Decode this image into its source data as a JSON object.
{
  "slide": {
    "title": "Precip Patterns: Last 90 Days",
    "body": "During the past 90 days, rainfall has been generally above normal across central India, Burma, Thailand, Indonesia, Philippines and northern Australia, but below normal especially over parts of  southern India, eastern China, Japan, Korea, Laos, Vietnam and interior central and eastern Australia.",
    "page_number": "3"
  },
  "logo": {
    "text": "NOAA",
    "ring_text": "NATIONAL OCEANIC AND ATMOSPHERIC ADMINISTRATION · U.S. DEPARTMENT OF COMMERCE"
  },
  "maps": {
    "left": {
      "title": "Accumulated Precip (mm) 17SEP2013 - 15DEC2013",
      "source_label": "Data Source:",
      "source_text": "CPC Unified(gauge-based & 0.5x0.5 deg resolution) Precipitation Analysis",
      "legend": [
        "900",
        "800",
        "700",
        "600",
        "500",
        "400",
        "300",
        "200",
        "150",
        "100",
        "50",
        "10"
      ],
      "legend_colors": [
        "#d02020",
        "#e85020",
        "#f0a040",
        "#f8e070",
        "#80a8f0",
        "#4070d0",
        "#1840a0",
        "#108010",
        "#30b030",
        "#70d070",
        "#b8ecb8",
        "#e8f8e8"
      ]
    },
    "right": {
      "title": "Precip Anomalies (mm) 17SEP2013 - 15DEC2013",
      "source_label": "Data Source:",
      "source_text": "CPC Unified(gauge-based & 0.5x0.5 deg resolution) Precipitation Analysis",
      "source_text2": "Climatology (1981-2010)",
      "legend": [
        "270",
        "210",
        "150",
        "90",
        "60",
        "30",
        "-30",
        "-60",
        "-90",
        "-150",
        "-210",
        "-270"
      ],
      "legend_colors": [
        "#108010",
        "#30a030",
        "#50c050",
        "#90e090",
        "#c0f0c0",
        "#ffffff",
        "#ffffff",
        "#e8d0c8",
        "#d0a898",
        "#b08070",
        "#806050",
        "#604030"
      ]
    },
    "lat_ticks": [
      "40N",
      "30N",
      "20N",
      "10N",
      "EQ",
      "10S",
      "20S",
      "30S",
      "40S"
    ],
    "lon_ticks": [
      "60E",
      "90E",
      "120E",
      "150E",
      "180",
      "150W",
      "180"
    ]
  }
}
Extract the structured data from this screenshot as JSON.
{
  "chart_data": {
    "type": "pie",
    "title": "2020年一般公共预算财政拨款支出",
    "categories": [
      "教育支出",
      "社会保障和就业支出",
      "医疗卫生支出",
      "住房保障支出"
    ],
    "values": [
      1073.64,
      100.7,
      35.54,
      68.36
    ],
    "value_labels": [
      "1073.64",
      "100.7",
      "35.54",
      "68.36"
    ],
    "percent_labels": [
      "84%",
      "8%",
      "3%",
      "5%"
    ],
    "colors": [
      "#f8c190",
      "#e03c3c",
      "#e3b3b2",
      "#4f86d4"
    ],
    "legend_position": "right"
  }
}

+++

Written task ▸ Repeat all entries. Match them exactly.

Task solution ▸
Decode this image into its source data as a JSON object.
{
  "slide": {
    "title": "Precip Patterns: Last 90 Days",
    "body": "During the past 90 days, rainfall has been generally above normal across central India, Burma, Thailand, Indonesia, Philippines and northern Australia, but below normal especially over parts of  southern India, eastern China, Japan, Korea, Laos, Vietnam and interior central and eastern Australia.",
    "page_number": "3"
  },
  "logo": {
    "text": "NOAA",
    "ring_text": "NATIONAL OCEANIC AND ATMOSPHERIC ADMINISTRATION · U.S. DEPARTMENT OF COMMERCE"
  },
  "maps": {
    "left": {
      "title": "Accumulated Precip (mm) 17SEP2013 - 15DEC2013",
      "source_label": "Data Source:",
      "source_text": "CPC Unified(gauge-based & 0.5x0.5 deg resolution) Precipitation Analysis",
      "legend": [
        "900",
        "800",
        "700",
        "600",
        "500",
        "400",
        "300",
        "200",
        "150",
        "100",
        "50",
        "10"
      ],
      "legend_colors": [
        "#d02020",
        "#e85020",
        "#f0a040",
        "#f8e070",
        "#80a8f0",
        "#4070d0",
        "#1840a0",
        "#108010",
        "#30b030",
        "#70d070",
        "#b8ecb8",
        "#e8f8e8"
      ]
    },
    "right": {
      "title": "Precip Anomalies (mm) 17SEP2013 - 15DEC2013",
      "source_label": "Data Source:",
      "source_text": "CPC Unified(gauge-based & 0.5x0.5 deg resolution) Precipitation Analysis",
      "source_text2": "Climatology (1981-2010)",
      "legend": [
        "270",
        "210",
        "150",
        "90",
        "60",
        "30",
        "-30",
        "-60",
        "-90",
        "-150",
        "-210",
        "-270"
      ],
      "legend_colors": [
        "#108010",
        "#30a030",
        "#50c050",
        "#90e090",
        "#c0f0c0",
        "#ffffff",
        "#ffffff",
        "#e8d0c8",
        "#d0a898",
        "#b08070",
        "#806050",
        "#604030"
      ]
    },
    "lat_ticks": [
      "40N",
      "30N",
      "20N",
      "10N",
      "EQ",
      "10S",
      "20S",
      "30S",
      "40S"
    ],
    "lon_ticks": [
      "60E",
      "90E",
      "120E",
      "150E",
      "180",
      "150W",
      "180"
    ]
  }
}
Extract the structured data from this screenshot as JSON.
{
  "chart_data": {
    "type": "pie",
    "title": "2020年一般公共预算财政拨款支出",
    "categories": [
      "教育支出",
      "社会保障和就业支出",
      "医疗卫生支出",
      "住房保障支出"
    ],
    "values": [
      1073.64,
      100.7,
      35.54,
      68.36
    ],
    "value_labels": [
      "1073.64",
      "100.7",
      "35.54",
      "68.36"
    ],
    "percent_labels": [
      "84%",
      "8%",
      "3%",
      "5%"
    ],
    "colors": [
      "#f8c190",
      "#e03c3c",
      "#e3b3b2",
      "#4f86d4"
    ],
    "legend_position": "right"
  }
}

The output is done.